### DATASET ENTRIES

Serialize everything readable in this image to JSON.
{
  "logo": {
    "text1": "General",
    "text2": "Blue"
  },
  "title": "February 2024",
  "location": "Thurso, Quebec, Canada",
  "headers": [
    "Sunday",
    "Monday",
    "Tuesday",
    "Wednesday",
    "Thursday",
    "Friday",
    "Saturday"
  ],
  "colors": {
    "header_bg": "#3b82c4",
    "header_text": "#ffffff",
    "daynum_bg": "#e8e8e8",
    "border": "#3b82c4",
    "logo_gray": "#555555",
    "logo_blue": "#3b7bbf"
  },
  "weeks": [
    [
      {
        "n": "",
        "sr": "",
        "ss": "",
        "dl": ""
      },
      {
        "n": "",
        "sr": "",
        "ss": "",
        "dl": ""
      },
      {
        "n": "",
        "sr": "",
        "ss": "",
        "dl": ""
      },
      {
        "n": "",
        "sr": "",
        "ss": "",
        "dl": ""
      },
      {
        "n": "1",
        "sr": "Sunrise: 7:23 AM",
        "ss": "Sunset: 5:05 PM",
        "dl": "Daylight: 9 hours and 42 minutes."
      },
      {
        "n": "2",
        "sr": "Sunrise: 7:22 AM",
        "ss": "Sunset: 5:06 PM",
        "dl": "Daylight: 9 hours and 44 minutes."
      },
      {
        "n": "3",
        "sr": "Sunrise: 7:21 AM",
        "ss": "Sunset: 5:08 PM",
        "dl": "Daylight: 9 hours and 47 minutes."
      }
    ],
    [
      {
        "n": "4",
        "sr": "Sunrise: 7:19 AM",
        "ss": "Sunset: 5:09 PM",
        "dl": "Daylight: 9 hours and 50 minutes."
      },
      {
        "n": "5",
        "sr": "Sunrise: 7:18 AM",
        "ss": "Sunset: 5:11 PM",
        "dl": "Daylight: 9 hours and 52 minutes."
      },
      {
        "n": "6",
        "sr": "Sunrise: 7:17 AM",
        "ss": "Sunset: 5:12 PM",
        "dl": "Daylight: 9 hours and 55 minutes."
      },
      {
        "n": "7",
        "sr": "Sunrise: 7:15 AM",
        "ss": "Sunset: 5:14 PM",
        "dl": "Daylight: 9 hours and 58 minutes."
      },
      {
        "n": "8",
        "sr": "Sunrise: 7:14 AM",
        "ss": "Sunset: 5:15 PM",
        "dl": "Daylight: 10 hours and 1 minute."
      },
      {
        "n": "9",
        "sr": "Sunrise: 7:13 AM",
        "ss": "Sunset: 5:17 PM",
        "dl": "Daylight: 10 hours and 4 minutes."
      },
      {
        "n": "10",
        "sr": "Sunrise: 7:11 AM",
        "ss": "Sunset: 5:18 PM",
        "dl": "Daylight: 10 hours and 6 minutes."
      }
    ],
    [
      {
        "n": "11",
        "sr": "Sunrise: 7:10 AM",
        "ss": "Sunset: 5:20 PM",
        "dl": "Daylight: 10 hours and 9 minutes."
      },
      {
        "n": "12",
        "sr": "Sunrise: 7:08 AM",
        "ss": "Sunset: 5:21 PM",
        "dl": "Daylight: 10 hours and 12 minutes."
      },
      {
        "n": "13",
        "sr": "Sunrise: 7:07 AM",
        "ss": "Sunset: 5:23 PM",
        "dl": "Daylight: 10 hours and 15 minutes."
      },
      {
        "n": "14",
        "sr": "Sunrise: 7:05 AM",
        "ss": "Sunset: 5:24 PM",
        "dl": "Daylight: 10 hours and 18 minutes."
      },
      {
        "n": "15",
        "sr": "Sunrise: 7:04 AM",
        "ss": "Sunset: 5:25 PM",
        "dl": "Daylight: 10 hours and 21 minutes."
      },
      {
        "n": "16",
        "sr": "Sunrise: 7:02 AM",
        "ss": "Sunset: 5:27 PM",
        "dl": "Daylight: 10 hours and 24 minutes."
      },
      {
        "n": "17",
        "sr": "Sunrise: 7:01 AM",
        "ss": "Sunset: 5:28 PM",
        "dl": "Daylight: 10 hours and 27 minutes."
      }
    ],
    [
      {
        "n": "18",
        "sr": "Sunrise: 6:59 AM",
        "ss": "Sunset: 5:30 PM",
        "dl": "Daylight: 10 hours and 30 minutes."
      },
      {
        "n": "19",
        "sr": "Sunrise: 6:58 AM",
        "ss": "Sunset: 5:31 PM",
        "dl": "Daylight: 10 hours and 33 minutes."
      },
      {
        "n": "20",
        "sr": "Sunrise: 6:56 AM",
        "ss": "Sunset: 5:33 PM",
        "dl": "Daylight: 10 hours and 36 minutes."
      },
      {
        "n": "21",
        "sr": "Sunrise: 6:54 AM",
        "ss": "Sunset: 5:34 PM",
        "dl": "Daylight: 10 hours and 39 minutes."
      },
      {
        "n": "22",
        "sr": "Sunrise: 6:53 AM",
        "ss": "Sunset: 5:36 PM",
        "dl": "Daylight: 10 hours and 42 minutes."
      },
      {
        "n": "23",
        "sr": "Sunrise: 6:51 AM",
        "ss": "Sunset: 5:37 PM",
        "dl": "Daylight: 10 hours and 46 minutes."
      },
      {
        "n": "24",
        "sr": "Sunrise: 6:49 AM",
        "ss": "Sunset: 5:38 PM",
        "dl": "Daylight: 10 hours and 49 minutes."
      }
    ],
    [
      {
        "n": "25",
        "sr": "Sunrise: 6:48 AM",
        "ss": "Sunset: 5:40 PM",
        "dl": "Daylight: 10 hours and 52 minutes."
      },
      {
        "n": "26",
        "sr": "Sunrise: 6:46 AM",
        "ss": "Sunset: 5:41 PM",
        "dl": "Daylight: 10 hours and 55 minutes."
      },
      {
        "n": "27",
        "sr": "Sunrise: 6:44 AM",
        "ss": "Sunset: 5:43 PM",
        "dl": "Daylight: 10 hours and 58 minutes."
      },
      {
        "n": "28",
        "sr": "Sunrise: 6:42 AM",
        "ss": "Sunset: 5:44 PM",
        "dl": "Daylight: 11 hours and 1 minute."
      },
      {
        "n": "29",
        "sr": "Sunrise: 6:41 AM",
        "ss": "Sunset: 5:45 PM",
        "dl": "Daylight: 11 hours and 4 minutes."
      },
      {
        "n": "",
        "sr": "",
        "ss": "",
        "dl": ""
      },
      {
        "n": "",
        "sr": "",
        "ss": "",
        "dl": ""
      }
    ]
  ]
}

######

> [REQUIREMENTS]:
Transcribe the whole listing exactly.

> [WRITTEN REPLY]:
Serialize everything readable in this image to JSON.
{
  "logo": {
    "text1": "General",
    "text2": "Blue"
  },
  "title": "February 2024",
  "location": "Thurso, Quebec, Canada",
  "headers": [
    "Sunday",
    "Monday",
    "Tuesday",
    "Wednesday",
    "Thursday",
    "Friday",
    "Saturday"
  ],
  "colors": {
    "header_bg": "#3b82c4",
    "header_text": "#ffffff",
    "daynum_bg": "#e8e8e8",
    "border": "#3b82c4",
    "logo_gray": "#555555",
    "logo_blue": "#3b7bbf"
  },
  "weeks": [
    [
      {
        "n": "",
        "sr": "",
        "ss": "",
        "dl": ""
      },
      {
        "n": "",
        "sr": "",
        "ss": "",
        "dl": ""
      },
      {
        "n": "",
        "sr": "",
        "ss": "",
        "dl": ""
      },
      {
        "n": "",
        "sr": "",
        "ss": "",
        "dl": ""
      },
      {
        "n": "1",
        "sr": "Sunrise: 7:23 AM",
        "ss": "Sunset: 5:05 PM",
        "dl": "Daylight: 9 hours and 42 minutes."
      },
      {
        "n": "2",
        "sr": "Sunrise: 7:22 AM",
        "ss": "Sunset: 5:06 PM",
        "dl": "Daylight: 9 hours and 44 minutes."
      },
      {
        "n": "3",
        "sr": "Sunrise: 7:21 AM",
        "ss": "Sunset: 5:08 PM",
        "dl": "Daylight: 9 hours and 47 minutes."
      }
    ],
    [
      {
        "n": "4",
        "sr": "Sunrise: 7:19 AM",
        "ss": "Sunset: 5:09 PM",
        "dl": "Daylight: 9 hours and 50 minutes."
      },
      {
        "n": "5",
        "sr": "Sunrise: 7:18 AM",
        "ss": "Sunset: 5:11 PM",
        "dl": "Daylight: 9 hours and 52 minutes."
      },
      {
        "n": "6",
        "sr": "Sunrise: 7:17 AM",
        "ss": "Sunset: 5:12 PM",
        "dl": "Daylight: 9 hours and 55 minutes."
      },
      {
        "n": "7",
        "sr": "Sunrise: 7:15 AM",
        "ss": "Sunset: 5:14 PM",
        "dl": "Daylight: 9 hours and 58 minutes."
      },
      {
        "n": "8",
        "sr": "Sunrise: 7:14 AM",
        "ss": "Sunset: 5:15 PM",
        "dl": "Daylight: 10 hours and 1 minute."
      },
      {
        "n": "9",
        "sr": "Sunrise: 7:13 AM",
        "ss": "Sunset: 5:17 PM",
        "dl": "Daylight: 10 hours and 4 minutes."
      },
      {
        "n": "10",
        "sr": "Sunrise: 7:11 AM",
        "ss": "Sunset: 5:18 PM",
        "dl": "Daylight: 10 hours and 6 minutes."
      }
    ],
    [
      {
        "n": "11",
        "sr": "Sunrise: 7:10 AM",
        "ss": "Sunset: 5:20 PM",
        "dl": "Daylight: 10 hours and 9 minutes."
      },
      {
        "n": "12",
        "sr": "Sunrise: 7:08 AM",
        "ss": "Sunset: 5:21 PM",
        "dl": "Daylight: 10 hours and 12 minutes."
      },
      {
        "n": "13",
        "sr": "Sunrise: 7:07 AM",
        "ss": "Sunset: 5:23 PM",
        "dl": "Daylight: 10 hours and 15 minutes."
      },
      {
        "n": "14",
        "sr": "Sunrise: 7:05 AM",
        "ss": "Sunset: 5:24 PM",
        "dl": "Daylight: 10 hours and 18 minutes."
      },
      {
        "n": "15",
        "sr": "Sunrise: 7:04 AM",
        "ss": "Sunset: 5:25 PM",
        "dl": "Daylight: 10 hours and 21 minutes."
      },
      {
        "n": "16",
        "sr": "Sunrise: 7:02 AM",
        "ss": "Sunset: 5:27 PM",
        "dl": "Daylight: 10 hours and 24 minutes."
      },
      {
        "n": "17",
        "sr": "Sunrise: 7:01 AM",
        "ss": "Sunset: 5:28 PM",
        "dl": "Daylight: 10 hours and 27 minutes."
      }
    ],
    [
      {
        "n": "18",
        "sr": "Sunrise: 6:59 AM",
        "ss": "Sunset: 5:30 PM",
        "dl": "Daylight: 10 hours and 30 minutes."
      },
      {
        "n": "19",
        "sr": "Sunrise: 6:58 AM",
        "ss": "Sunset: 5:31 PM",
        "dl": "Daylight: 10 hours and 33 minutes."
      },
      {
        "n": "20",
        "sr": "Sunrise: 6:56 AM",
        "ss": "Sunset: 5:33 PM",
        "dl": "Daylight: 10 hours and 36 minutes."
      },
      {
        "n": "21",
        "sr": "Sunrise: 6:54 AM",
        "ss": "Sunset: 5:34 PM",
        "dl": "Daylight: 10 hours and 39 minutes."
      },
      {
        "n": "22",
        "sr": "Sunrise: 6:53 AM",
        "ss": "Sunset: 5:36 PM",
        "dl": "Daylight: 10 hours and 42 minutes."
      },
      {
        "n": "23",
        "sr": "Sunrise: 6:51 AM",
        "ss": "Sunset: 5:37 PM",
        "dl": "Daylight: 10 hours and 46 minutes."
      },
      {
        "n": "24",
        "sr": "Sunrise: 6:49 AM",
        "ss": "Sunset: 5:38 PM",
        "dl": "Daylight: 10 hours and 49 minutes."
      }
    ],
    [
      {
        "n": "25",
        "sr": "Sunrise: 6:48 AM",
        "ss": "Sunset: 5:40 PM",
        "dl": "Daylight: 10 hours and 52 minutes."
      },
      {
        "n": "26",
        "sr": "Sunrise: 6:46 AM",
        "ss": "Sunset: 5:41 PM",
        "dl": "Daylight: 10 hours and 55 minutes."
      },
      {
        "n": "27",
        "sr": "Sunrise: 6:44 AM",
        "ss": "Sunset: 5:43 PM",
        "dl": "Daylight: 10 hours and 58 minutes."
      },
      {
        "n": "28",
        "sr": "Sunrise: 6:42 AM",
        "ss": "Sunset: 5:44 PM",
        "dl": "Daylight: 11 hours and 1 minute."
      },
      {
        "n": "29",
        "sr": "Sunrise: 6:41 AM",
        "ss": "Sunset: 5:45 PM",
        "dl": "Daylight: 11 hours and 4 minutes."
      },
      {
        "n": "",
        "sr": "",
        "ss": "",
        "dl": ""
      },
      {
        "n": "",
        "sr": "",
        "ss": "",
        "dl": ""
      }
    ]
  ]
}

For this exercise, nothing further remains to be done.